WHAT IS NEEDED = Take each line that has the word "أكتوبر" and return it.

Dataset items
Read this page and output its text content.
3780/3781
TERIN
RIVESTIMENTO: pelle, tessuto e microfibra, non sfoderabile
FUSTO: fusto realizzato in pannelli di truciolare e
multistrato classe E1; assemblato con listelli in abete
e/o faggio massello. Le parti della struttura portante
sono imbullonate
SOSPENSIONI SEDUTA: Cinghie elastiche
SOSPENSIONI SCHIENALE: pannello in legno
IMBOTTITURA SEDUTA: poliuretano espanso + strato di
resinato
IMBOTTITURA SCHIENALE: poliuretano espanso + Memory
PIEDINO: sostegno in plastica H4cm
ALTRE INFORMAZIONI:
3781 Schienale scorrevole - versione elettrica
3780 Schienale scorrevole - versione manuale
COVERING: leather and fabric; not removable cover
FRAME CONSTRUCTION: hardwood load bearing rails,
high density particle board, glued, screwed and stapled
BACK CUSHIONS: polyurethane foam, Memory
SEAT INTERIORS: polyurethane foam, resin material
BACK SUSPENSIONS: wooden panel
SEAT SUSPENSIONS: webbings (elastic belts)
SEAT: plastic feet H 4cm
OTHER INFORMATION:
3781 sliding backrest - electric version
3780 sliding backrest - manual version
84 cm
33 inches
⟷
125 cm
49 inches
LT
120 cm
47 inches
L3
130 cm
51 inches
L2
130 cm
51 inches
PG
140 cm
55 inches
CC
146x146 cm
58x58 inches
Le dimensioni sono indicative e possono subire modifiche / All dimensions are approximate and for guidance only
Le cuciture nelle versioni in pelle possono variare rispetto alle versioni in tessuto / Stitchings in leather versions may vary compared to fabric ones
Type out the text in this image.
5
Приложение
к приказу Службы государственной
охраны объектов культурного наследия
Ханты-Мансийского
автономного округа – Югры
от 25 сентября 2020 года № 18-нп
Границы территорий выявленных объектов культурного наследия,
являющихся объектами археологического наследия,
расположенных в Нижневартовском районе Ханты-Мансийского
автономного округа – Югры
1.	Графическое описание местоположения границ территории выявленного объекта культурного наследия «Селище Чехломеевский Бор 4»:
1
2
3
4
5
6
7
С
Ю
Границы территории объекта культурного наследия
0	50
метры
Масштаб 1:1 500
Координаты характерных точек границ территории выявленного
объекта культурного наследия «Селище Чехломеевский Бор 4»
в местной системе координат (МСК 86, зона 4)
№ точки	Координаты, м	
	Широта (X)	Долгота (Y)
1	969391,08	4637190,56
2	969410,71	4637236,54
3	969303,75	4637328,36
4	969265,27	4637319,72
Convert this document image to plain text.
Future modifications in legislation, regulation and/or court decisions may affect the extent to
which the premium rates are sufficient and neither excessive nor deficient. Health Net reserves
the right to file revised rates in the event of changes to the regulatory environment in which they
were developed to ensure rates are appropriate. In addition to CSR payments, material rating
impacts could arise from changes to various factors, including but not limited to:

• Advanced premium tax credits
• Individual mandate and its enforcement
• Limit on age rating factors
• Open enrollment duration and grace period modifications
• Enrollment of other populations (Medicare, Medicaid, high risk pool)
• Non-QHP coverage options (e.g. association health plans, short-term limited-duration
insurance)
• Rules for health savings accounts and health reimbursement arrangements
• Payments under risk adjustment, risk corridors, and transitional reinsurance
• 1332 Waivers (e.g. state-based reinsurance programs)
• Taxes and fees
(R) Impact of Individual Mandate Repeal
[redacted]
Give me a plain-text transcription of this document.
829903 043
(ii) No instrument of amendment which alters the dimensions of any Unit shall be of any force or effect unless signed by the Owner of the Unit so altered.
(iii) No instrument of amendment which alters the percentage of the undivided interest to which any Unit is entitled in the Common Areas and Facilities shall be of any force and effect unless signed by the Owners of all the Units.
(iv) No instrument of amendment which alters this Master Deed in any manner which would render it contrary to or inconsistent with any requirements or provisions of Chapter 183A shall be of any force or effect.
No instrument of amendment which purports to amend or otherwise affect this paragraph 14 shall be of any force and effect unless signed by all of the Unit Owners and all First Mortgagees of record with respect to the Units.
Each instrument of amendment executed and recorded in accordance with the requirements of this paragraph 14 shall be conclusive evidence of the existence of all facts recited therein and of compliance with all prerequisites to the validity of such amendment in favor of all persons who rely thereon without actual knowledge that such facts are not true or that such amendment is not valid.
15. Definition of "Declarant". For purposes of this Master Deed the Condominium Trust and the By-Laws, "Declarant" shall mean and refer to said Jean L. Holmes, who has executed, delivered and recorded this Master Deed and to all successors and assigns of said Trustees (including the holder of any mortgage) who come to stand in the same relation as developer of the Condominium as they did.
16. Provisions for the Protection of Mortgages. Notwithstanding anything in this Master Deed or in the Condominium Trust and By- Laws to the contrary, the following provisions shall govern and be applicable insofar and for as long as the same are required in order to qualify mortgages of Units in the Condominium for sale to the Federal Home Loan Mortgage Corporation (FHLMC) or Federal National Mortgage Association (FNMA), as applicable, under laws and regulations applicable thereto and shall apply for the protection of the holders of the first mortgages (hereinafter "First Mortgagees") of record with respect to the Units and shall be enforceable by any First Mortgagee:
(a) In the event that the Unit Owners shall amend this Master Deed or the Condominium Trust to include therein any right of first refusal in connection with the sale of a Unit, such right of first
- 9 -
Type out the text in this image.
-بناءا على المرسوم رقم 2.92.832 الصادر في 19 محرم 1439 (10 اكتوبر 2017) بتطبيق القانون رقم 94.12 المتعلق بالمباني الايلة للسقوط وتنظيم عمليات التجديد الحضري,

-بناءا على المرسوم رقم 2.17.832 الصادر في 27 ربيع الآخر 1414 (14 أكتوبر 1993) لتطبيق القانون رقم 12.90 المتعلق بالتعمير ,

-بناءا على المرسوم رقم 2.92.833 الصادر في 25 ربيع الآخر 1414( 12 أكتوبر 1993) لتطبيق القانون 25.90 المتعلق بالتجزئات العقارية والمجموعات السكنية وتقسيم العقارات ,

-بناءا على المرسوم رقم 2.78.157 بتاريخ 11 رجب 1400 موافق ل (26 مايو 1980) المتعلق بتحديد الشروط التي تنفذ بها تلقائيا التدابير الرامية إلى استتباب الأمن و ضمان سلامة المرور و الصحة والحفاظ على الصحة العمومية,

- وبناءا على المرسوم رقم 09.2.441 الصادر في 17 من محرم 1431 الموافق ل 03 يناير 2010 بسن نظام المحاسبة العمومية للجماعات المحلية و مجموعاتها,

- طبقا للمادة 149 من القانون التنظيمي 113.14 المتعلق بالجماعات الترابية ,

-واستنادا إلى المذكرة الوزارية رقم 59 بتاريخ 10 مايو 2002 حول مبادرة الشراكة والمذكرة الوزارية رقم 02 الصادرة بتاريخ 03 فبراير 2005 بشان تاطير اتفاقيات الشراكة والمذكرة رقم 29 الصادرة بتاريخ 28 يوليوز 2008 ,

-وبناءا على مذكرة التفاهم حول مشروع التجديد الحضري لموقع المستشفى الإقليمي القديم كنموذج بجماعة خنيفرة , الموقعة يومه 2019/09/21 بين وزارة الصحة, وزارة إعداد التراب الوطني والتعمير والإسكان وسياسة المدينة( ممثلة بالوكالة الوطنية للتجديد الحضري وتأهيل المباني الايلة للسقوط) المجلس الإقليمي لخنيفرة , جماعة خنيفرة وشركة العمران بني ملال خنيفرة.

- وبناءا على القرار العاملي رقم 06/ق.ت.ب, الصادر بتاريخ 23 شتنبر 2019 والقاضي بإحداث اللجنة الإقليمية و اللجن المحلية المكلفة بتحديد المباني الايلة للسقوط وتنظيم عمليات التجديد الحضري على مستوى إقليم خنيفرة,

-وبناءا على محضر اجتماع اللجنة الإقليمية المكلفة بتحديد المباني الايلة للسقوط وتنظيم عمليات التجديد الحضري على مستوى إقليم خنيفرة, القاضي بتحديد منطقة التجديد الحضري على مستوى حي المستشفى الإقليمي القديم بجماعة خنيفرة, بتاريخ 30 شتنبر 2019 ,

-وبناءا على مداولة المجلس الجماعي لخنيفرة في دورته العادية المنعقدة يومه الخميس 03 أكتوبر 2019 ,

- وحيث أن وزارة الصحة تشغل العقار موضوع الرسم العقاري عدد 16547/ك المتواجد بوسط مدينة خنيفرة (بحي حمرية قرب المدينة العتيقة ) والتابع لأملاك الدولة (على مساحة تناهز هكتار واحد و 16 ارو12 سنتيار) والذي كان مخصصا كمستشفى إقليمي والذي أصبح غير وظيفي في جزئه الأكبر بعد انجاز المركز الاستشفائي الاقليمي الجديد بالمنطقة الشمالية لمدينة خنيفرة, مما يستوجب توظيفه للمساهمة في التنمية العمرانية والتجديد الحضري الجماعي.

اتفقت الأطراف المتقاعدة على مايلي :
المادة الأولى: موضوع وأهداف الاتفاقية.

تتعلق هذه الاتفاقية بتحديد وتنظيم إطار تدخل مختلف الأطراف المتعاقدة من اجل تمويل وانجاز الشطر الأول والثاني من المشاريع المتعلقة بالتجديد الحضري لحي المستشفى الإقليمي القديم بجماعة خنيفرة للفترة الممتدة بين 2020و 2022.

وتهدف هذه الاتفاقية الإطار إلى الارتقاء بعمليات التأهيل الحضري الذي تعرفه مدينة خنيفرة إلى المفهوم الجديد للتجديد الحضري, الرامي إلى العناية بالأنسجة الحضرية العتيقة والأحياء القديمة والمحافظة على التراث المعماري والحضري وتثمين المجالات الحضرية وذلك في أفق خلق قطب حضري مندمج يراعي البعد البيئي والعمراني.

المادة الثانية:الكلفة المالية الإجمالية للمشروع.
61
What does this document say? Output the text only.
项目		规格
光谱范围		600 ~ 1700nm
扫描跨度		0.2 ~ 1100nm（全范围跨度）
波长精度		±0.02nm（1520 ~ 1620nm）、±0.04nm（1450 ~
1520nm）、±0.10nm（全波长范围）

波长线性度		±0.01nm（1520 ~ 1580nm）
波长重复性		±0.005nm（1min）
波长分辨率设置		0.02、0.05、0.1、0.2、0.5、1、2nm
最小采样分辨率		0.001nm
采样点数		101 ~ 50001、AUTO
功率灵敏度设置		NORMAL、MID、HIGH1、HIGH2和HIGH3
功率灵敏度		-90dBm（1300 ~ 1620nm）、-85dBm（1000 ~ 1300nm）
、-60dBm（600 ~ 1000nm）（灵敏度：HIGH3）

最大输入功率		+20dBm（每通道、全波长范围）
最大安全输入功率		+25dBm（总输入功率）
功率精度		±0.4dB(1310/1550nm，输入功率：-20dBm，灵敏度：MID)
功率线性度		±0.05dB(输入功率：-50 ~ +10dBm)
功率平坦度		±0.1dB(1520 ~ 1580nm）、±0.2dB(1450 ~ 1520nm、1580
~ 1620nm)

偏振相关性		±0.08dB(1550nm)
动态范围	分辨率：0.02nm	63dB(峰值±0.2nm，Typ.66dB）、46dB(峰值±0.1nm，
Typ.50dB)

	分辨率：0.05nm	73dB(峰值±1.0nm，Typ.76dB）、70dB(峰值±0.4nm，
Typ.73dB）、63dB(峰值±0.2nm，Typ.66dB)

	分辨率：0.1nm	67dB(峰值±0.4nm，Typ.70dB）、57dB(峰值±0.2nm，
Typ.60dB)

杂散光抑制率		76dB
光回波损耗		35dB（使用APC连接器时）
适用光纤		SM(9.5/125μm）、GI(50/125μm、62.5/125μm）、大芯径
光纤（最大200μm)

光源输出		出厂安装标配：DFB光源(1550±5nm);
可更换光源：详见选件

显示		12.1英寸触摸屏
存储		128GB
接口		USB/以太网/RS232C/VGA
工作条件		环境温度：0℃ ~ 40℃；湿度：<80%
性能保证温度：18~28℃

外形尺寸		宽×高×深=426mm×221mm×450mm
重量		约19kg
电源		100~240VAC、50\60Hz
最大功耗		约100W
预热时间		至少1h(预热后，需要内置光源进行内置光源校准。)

RESPONSE BELOW =
-بناءا على المرسوم رقم 2.17.832 الصادر في 27 ربيع الآخر 1414 (14 أكتوبر 1993) لتطبيق القانون رقم 12.90 المتعلق بالتعمير ,
-بناءا على المرسوم رقم 2.92.833 الصادر في 25 ربيع الآخر 1414( 12 أكتوبر 1993) لتطبيق القانون 25.90 المتعلق بالتجزئات العقارية والمجموعات السكنية وتقسيم العقارات ,
-وبناءا على مداولة المجلس الجماعي لخنيفرة في دورته العادية المنعقدة يومه الخميس 03 أكتوبر 2019 ,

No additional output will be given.